What you are asked to do:
Return every record below exactly as written, but leave out the pictures.

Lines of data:
┄┄┄┄┄┄┄┄┄┄
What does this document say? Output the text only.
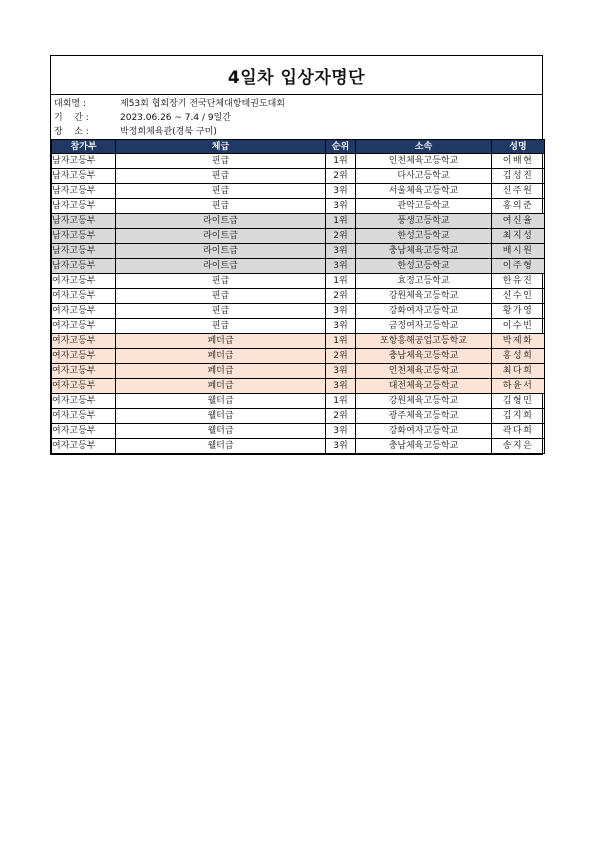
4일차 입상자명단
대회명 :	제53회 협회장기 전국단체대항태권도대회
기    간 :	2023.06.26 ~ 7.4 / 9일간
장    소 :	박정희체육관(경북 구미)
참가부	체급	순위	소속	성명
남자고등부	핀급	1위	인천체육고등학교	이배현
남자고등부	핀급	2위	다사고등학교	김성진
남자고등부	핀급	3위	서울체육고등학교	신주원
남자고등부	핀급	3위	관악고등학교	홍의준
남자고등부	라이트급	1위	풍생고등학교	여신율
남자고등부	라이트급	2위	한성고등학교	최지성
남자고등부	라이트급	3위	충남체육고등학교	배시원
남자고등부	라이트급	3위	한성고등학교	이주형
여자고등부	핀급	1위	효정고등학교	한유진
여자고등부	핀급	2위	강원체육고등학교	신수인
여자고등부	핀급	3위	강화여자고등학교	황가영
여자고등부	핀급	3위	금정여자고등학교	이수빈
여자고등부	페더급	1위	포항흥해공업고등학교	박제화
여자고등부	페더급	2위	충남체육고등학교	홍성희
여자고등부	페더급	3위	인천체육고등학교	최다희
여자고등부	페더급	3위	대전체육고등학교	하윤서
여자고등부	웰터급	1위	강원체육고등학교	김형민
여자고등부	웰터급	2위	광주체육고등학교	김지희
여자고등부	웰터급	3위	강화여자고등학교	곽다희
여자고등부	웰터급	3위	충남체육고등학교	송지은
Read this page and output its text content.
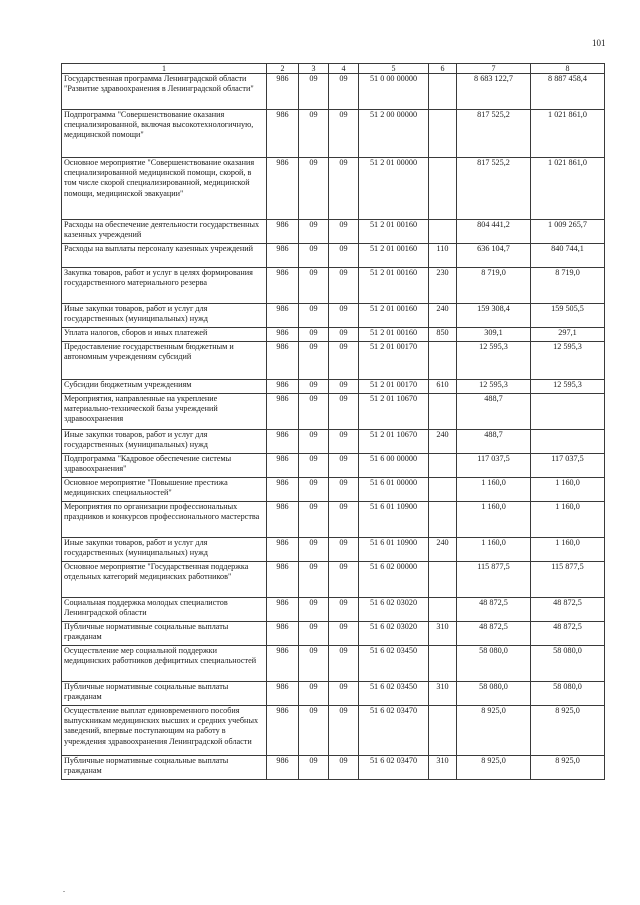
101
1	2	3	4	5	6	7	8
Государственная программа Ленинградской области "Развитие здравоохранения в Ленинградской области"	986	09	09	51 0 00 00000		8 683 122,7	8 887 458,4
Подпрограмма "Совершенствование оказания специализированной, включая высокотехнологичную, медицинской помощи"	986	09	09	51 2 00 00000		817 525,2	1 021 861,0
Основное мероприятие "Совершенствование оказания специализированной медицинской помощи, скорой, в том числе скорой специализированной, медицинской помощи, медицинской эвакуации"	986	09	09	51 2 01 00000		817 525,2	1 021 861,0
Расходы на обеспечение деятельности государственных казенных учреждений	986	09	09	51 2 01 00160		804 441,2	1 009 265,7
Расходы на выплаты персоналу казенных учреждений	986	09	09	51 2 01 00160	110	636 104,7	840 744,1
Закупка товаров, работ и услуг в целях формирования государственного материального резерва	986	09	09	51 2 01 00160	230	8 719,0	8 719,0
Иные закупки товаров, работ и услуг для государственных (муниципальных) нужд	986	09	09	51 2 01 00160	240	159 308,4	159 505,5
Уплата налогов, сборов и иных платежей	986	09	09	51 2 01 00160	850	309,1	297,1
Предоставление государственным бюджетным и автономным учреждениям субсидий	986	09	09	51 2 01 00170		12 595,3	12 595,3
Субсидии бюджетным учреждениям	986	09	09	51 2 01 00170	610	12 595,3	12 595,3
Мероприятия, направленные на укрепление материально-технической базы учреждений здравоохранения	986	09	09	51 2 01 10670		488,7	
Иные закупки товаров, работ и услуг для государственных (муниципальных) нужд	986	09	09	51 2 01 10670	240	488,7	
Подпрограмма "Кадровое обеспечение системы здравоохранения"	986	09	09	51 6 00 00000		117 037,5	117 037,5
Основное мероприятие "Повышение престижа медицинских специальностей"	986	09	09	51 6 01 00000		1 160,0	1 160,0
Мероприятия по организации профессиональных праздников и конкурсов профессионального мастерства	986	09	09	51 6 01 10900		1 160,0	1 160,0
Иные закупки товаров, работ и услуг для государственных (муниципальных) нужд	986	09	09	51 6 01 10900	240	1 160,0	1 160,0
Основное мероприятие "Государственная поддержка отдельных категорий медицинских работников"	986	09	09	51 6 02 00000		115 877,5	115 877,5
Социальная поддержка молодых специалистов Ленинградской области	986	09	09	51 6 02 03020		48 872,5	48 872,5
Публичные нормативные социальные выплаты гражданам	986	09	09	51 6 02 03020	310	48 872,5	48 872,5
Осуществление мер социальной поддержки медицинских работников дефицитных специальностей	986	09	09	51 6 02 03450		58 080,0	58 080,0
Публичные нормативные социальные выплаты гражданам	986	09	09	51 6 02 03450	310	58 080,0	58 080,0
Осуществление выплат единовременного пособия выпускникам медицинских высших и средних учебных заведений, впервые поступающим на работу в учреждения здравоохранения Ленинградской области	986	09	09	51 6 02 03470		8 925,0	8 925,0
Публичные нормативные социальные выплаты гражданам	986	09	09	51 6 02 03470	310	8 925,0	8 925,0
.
┄┄┄┄┄┄┄┄┄┄
Response to this exercise:
What does this document say? Output the text only.
4일차 입상자명단
대회명 :	제53회 협회장기 전국단체대항태권도대회
기    간 :	2023.06.26 ~ 7.4 / 9일간
장    소 :	박정희체육관(경북 구미)
참가부	체급	순위	소속	성명
남자고등부	핀급	1위	인천체육고등학교	이배현
남자고등부	핀급	2위	다사고등학교	김성진
남자고등부	핀급	3위	서울체육고등학교	신주원
남자고등부	핀급	3위	관악고등학교	홍의준
남자고등부	라이트급	1위	풍생고등학교	여신율
남자고등부	라이트급	2위	한성고등학교	최지성
남자고등부	라이트급	3위	충남체육고등학교	배시원
남자고등부	라이트급	3위	한성고등학교	이주형
여자고등부	핀급	1위	효정고등학교	한유진
여자고등부	핀급	2위	강원체육고등학교	신수인
여자고등부	핀급	3위	강화여자고등학교	황가영
여자고등부	핀급	3위	금정여자고등학교	이수빈
여자고등부	페더급	1위	포항흥해공업고등학교	박제화
여자고등부	페더급	2위	충남체육고등학교	홍성희
여자고등부	페더급	3위	인천체육고등학교	최다희
여자고등부	페더급	3위	대전체육고등학교	하윤서
여자고등부	웰터급	1위	강원체육고등학교	김형민
여자고등부	웰터급	2위	광주체육고등학교	김지희
여자고등부	웰터급	3위	강화여자고등학교	곽다희
여자고등부	웰터급	3위	충남체육고등학교	송지은
Read this page and output its text content.
101
1	2	3	4	5	6	7	8
Государственная программа Ленинградской области "Развитие здравоохранения в Ленинградской области"	986	09	09	51 0 00 00000		8 683 122,7	8 887 458,4
Подпрограмма "Совершенствование оказания специализированной, включая высокотехнологичную, медицинской помощи"	986	09	09	51 2 00 00000		817 525,2	1 021 861,0
Основное мероприятие "Совершенствование оказания специализированной медицинской помощи, скорой, в том числе скорой специализированной, медицинской помощи, медицинской эвакуации"	986	09	09	51 2 01 00000		817 525,2	1 021 861,0
Расходы на обеспечение деятельности государственных казенных учреждений	986	09	09	51 2 01 00160		804 441,2	1 009 265,7
Расходы на выплаты персоналу казенных учреждений	986	09	09	51 2 01 00160	110	636 104,7	840 744,1
Закупка товаров, работ и услуг в целях формирования государственного материального резерва	986	09	09	51 2 01 00160	230	8 719,0	8 719,0
Иные закупки товаров, работ и услуг для государственных (муниципальных) нужд	986	09	09	51 2 01 00160	240	159 308,4	159 505,5
Уплата налогов, сборов и иных платежей	986	09	09	51 2 01 00160	850	309,1	297,1
Предоставление государственным бюджетным и автономным учреждениям субсидий	986	09	09	51 2 01 00170		12 595,3	12 595,3
Субсидии бюджетным учреждениям	986	09	09	51 2 01 00170	610	12 595,3	12 595,3
Мероприятия, направленные на укрепление материально-технической базы учреждений здравоохранения	986	09	09	51 2 01 10670		488,7	
Иные закупки товаров, работ и услуг для государственных (муниципальных) нужд	986	09	09	51 2 01 10670	240	488,7	
Подпрограмма "Кадровое обеспечение системы здравоохранения"	986	09	09	51 6 00 00000		117 037,5	117 037,5
Основное мероприятие "Повышение престижа медицинских специальностей"	986	09	09	51 6 01 00000		1 160,0	1 160,0
Мероприятия по организации профессиональных праздников и конкурсов профессионального мастерства	986	09	09	51 6 01 10900		1 160,0	1 160,0
Иные закупки товаров, работ и услуг для государственных (муниципальных) нужд	986	09	09	51 6 01 10900	240	1 160,0	1 160,0
Основное мероприятие "Государственная поддержка отдельных категорий медицинских работников"	986	09	09	51 6 02 00000		115 877,5	115 877,5
Социальная поддержка молодых специалистов Ленинградской области	986	09	09	51 6 02 03020		48 872,5	48 872,5
Публичные нормативные социальные выплаты гражданам	986	09	09	51 6 02 03020	310	48 872,5	48 872,5
Осуществление мер социальной поддержки медицинских работников дефицитных специальностей	986	09	09	51 6 02 03450		58 080,0	58 080,0
Публичные нормативные социальные выплаты гражданам	986	09	09	51 6 02 03450	310	58 080,0	58 080,0
Осуществление выплат единовременного пособия выпускникам медицинских высших и средних учебных заведений, впервые поступающим на работу в учреждения здравоохранения Ленинградской области	986	09	09	51 6 02 03470		8 925,0	8 925,0
Публичные нормативные социальные выплаты гражданам	986	09	09	51 6 02 03470	310	8 925,0	8 925,0
.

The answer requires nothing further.